(begin)
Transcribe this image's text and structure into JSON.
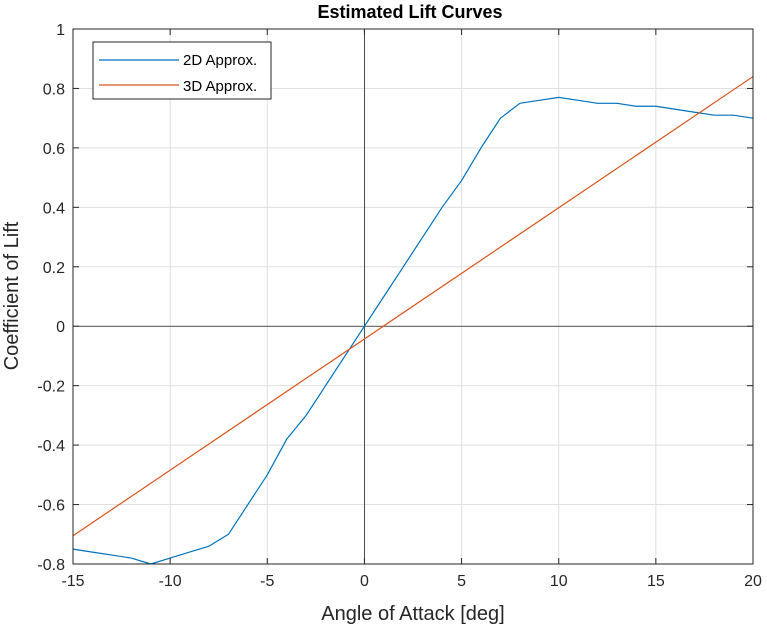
{
  "chart_data": {
    "type": "line",
    "title": "Estimated Lift Curves",
    "xlabel": "Angle of Attack [deg]",
    "ylabel": "Coefficient of Lift",
    "xlim": [
      -15,
      20
    ],
    "ylim": [
      -0.8,
      1
    ],
    "xticks": [
      -15,
      -10,
      -5,
      0,
      5,
      10,
      15,
      20
    ],
    "yticks": [
      -0.8,
      -0.6,
      -0.4,
      -0.2,
      0,
      0.2,
      0.4,
      0.6,
      0.8,
      1
    ],
    "xtick_labels": [
      "-15",
      "-10",
      "-5",
      "0",
      "5",
      "10",
      "15",
      "20"
    ],
    "ytick_labels": [
      "-0.8",
      "-0.6",
      "-0.4",
      "-0.2",
      "0",
      "0.2",
      "0.4",
      "0.6",
      "0.8",
      "1"
    ],
    "grid": true,
    "zero_lines": true,
    "legend_position": "top-left",
    "series": [
      {
        "name": "2D Approx.",
        "color": "#0072BD",
        "x": [
          -15,
          -14,
          -13,
          -12,
          -11,
          -10,
          -9,
          -8,
          -7,
          -6,
          -5,
          -4,
          -3,
          -2,
          -1,
          0,
          1,
          2,
          3,
          4,
          5,
          6,
          7,
          8,
          9,
          10,
          11,
          12,
          13,
          14,
          15,
          16,
          17,
          18,
          19,
          20
        ],
        "y": [
          -0.75,
          -0.76,
          -0.77,
          -0.78,
          -0.8,
          -0.78,
          -0.76,
          -0.74,
          -0.7,
          -0.6,
          -0.5,
          -0.38,
          -0.3,
          -0.2,
          -0.1,
          0.0,
          0.1,
          0.2,
          0.3,
          0.4,
          0.49,
          0.6,
          0.7,
          0.75,
          0.76,
          0.77,
          0.76,
          0.75,
          0.75,
          0.74,
          0.74,
          0.73,
          0.72,
          0.71,
          0.71,
          0.7
        ]
      },
      {
        "name": "3D Approx.",
        "color": "#D95319",
        "x": [
          -15,
          20
        ],
        "y": [
          -0.705,
          0.84
        ]
      }
    ]
  }
}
(end)
**Objective**: Check every line of the data above for the string "Lift", and copy those that have it.

**Solution to this task**:
    "title": "Estimated Lift Curves",
    "ylabel": "Coefficient of Lift",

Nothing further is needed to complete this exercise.